Annotated element entries:

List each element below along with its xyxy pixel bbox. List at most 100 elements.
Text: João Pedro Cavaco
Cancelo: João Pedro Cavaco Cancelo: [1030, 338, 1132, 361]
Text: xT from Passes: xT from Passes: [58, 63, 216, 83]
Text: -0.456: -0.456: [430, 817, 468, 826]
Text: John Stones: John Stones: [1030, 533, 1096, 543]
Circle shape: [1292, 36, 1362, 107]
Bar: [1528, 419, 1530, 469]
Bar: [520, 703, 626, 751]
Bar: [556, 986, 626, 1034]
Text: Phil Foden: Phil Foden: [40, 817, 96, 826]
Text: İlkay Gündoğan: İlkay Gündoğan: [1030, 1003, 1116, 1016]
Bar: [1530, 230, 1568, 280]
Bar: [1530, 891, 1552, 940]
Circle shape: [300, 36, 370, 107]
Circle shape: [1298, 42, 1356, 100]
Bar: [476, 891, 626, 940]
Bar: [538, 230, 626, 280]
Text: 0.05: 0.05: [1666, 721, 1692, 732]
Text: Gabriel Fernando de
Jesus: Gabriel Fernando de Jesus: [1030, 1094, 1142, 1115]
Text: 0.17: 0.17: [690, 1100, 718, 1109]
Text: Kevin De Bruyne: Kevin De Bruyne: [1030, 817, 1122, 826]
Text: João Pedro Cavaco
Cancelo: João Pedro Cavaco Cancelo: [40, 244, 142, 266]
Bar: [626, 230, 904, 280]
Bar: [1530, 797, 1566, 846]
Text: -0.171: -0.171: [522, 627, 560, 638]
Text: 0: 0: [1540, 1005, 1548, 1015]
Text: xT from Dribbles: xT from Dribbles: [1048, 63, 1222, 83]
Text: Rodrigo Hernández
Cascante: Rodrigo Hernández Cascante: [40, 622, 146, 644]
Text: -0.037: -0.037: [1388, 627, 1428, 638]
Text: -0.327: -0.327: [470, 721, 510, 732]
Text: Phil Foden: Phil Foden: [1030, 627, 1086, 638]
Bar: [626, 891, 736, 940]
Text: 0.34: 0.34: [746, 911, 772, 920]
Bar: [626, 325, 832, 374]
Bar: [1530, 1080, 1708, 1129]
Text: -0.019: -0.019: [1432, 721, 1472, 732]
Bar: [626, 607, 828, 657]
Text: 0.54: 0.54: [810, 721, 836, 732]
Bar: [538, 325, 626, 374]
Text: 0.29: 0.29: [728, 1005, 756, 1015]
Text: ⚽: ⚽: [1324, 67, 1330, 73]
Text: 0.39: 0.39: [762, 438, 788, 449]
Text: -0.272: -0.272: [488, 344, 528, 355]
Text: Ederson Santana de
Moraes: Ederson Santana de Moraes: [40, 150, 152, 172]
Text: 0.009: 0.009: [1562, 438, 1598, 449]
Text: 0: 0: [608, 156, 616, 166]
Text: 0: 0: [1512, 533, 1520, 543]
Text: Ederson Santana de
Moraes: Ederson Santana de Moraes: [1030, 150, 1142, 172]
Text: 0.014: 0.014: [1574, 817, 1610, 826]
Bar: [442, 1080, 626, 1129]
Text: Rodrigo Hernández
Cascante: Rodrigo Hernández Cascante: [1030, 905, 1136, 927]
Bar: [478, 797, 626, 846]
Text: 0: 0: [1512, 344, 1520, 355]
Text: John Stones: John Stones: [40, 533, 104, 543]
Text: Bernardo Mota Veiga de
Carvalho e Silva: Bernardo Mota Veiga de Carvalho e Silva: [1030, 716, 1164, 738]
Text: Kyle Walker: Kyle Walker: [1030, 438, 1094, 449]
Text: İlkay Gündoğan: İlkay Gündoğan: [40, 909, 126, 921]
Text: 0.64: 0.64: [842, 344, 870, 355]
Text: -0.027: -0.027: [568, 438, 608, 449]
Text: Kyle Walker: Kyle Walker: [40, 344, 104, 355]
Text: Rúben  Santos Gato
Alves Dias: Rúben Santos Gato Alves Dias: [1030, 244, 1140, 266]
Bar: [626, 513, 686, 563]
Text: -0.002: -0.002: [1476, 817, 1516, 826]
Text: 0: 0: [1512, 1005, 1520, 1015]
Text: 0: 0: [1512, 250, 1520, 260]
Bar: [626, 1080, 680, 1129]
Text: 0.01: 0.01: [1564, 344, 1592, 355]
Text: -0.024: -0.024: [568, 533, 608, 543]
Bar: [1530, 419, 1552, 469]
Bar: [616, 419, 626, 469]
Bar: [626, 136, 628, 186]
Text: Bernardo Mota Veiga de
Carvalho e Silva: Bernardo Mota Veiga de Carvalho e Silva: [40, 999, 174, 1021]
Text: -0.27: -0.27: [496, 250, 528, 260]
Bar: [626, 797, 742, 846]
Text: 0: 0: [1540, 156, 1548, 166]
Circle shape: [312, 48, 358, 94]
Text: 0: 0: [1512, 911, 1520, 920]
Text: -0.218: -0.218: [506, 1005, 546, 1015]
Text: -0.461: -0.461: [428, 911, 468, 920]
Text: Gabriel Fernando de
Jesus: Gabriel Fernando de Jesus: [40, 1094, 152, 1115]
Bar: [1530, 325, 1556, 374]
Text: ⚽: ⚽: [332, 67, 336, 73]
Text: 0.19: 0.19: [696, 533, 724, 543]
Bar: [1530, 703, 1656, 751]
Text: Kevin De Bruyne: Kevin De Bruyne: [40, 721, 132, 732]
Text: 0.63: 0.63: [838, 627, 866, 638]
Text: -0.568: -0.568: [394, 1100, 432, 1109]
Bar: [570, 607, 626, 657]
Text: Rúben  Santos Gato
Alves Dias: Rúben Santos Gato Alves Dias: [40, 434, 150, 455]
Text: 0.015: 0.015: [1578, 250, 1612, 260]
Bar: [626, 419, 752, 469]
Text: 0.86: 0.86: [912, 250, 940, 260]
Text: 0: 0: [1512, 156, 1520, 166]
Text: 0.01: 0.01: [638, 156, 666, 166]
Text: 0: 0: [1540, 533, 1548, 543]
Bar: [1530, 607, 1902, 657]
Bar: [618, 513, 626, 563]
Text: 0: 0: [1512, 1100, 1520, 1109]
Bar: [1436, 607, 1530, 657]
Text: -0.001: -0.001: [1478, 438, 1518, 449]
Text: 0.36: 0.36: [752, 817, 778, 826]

SET TASK> Please reproduce all of the lines above word for word, changing nothing.

EXPECTED ANSWER>
List each element below along with its xyxy pixel bbox. List at most 100 elements.
Text: João Pedro Cavaco
Cancelo: João Pedro Cavaco Cancelo: [1030, 338, 1132, 361]
Text: xT from Passes: xT from Passes: [58, 63, 216, 83]
Text: -0.456: -0.456: [430, 817, 468, 826]
Text: John Stones: John Stones: [1030, 533, 1096, 543]
Circle shape: [1292, 36, 1362, 107]
Bar: [1528, 419, 1530, 469]
Bar: [520, 703, 626, 751]
Bar: [556, 986, 626, 1034]
Text: Phil Foden: Phil Foden: [40, 817, 96, 826]
Text: İlkay Gündoğan: İlkay Gündoğan: [1030, 1003, 1116, 1016]
Bar: [1530, 230, 1568, 280]
Bar: [1530, 891, 1552, 940]
Circle shape: [300, 36, 370, 107]
Circle shape: [1298, 42, 1356, 100]
Bar: [476, 891, 626, 940]
Bar: [538, 230, 626, 280]
Text: 0.05: 0.05: [1666, 721, 1692, 732]
Text: Gabriel Fernando de
Jesus: Gabriel Fernando de Jesus: [1030, 1094, 1142, 1115]
Text: 0.17: 0.17: [690, 1100, 718, 1109]
Text: Kevin De Bruyne: Kevin De Bruyne: [1030, 817, 1122, 826]
Text: João Pedro Cavaco
Cancelo: João Pedro Cavaco Cancelo: [40, 244, 142, 266]
Bar: [626, 230, 904, 280]
Bar: [1530, 797, 1566, 846]
Text: -0.171: -0.171: [522, 627, 560, 638]
Text: 0: 0: [1540, 1005, 1548, 1015]
Text: xT from Dribbles: xT from Dribbles: [1048, 63, 1222, 83]
Text: Rodrigo Hernández
Cascante: Rodrigo Hernández Cascante: [40, 622, 146, 644]
Text: -0.037: -0.037: [1388, 627, 1428, 638]
Text: -0.327: -0.327: [470, 721, 510, 732]
Text: Phil Foden: Phil Foden: [1030, 627, 1086, 638]
Bar: [626, 891, 736, 940]
Text: 0.34: 0.34: [746, 911, 772, 920]
Bar: [626, 325, 832, 374]
Bar: [1530, 1080, 1708, 1129]
Text: -0.019: -0.019: [1432, 721, 1472, 732]
Bar: [626, 607, 828, 657]
Text: 0.54: 0.54: [810, 721, 836, 732]
Bar: [538, 325, 626, 374]
Text: 0.29: 0.29: [728, 1005, 756, 1015]
Text: ⚽: ⚽: [1324, 67, 1330, 73]
Text: 0.39: 0.39: [762, 438, 788, 449]
Text: -0.272: -0.272: [488, 344, 528, 355]
Text: Ederson Santana de
Moraes: Ederson Santana de Moraes: [40, 150, 152, 172]
Text: 0.009: 0.009: [1562, 438, 1598, 449]
Text: 0: 0: [608, 156, 616, 166]
Text: 0: 0: [1512, 533, 1520, 543]
Text: Ederson Santana de
Moraes: Ederson Santana de Moraes: [1030, 150, 1142, 172]
Text: 0.014: 0.014: [1574, 817, 1610, 826]
Bar: [442, 1080, 626, 1129]
Text: Rodrigo Hernández
Cascante: Rodrigo Hernández Cascante: [1030, 905, 1136, 927]
Bar: [478, 797, 626, 846]
Text: 0: 0: [1512, 344, 1520, 355]
Text: John Stones: John Stones: [40, 533, 104, 543]
Text: Bernardo Mota Veiga de
Carvalho e Silva: Bernardo Mota Veiga de Carvalho e Silva: [1030, 716, 1164, 738]
Text: Kyle Walker: Kyle Walker: [1030, 438, 1094, 449]
Text: İlkay Gündoğan: İlkay Gündoğan: [40, 909, 126, 921]
Text: 0.64: 0.64: [842, 344, 870, 355]
Text: -0.027: -0.027: [568, 438, 608, 449]
Text: Kyle Walker: Kyle Walker: [40, 344, 104, 355]
Text: Rúben  Santos Gato
Alves Dias: Rúben Santos Gato Alves Dias: [1030, 244, 1140, 266]
Bar: [626, 513, 686, 563]
Text: -0.002: -0.002: [1476, 817, 1516, 826]
Text: 0: 0: [1512, 1005, 1520, 1015]
Text: 0: 0: [1512, 250, 1520, 260]
Bar: [626, 1080, 680, 1129]
Text: 0.01: 0.01: [1564, 344, 1592, 355]
Text: -0.024: -0.024: [568, 533, 608, 543]
Bar: [1530, 419, 1552, 469]
Bar: [616, 419, 626, 469]
Bar: [626, 136, 628, 186]
Text: Bernardo Mota Veiga de
Carvalho e Silva: Bernardo Mota Veiga de Carvalho e Silva: [40, 999, 174, 1021]
Text: -0.27: -0.27: [496, 250, 528, 260]
Bar: [626, 797, 742, 846]
Text: 0: 0: [1540, 156, 1548, 166]
Circle shape: [312, 48, 358, 94]
Text: 0: 0: [1512, 911, 1520, 920]
Text: -0.218: -0.218: [506, 1005, 546, 1015]
Text: -0.461: -0.461: [428, 911, 468, 920]
Text: Gabriel Fernando de
Jesus: Gabriel Fernando de Jesus: [40, 1094, 152, 1115]
Bar: [1530, 325, 1556, 374]
Text: ⚽: ⚽: [332, 67, 336, 73]
Text: 0.19: 0.19: [696, 533, 724, 543]
Bar: [1530, 703, 1656, 751]
Text: Kevin De Bruyne: Kevin De Bruyne: [40, 721, 132, 732]
Text: 0.63: 0.63: [838, 627, 866, 638]
Text: -0.568: -0.568: [394, 1100, 432, 1109]
Bar: [570, 607, 626, 657]
Text: Rúben  Santos Gato
Alves Dias: Rúben Santos Gato Alves Dias: [40, 434, 150, 455]
Text: 0.015: 0.015: [1578, 250, 1612, 260]
Bar: [626, 419, 752, 469]
Text: 0.86: 0.86: [912, 250, 940, 260]
Text: 0: 0: [1512, 156, 1520, 166]
Text: 0.01: 0.01: [638, 156, 666, 166]
Text: 0: 0: [1540, 533, 1548, 543]
Bar: [1530, 607, 1902, 657]
Bar: [618, 513, 626, 563]
Text: 0: 0: [1512, 1100, 1520, 1109]
Bar: [1436, 607, 1530, 657]
Text: -0.001: -0.001: [1478, 438, 1518, 449]
Text: 0.36: 0.36: [752, 817, 778, 826]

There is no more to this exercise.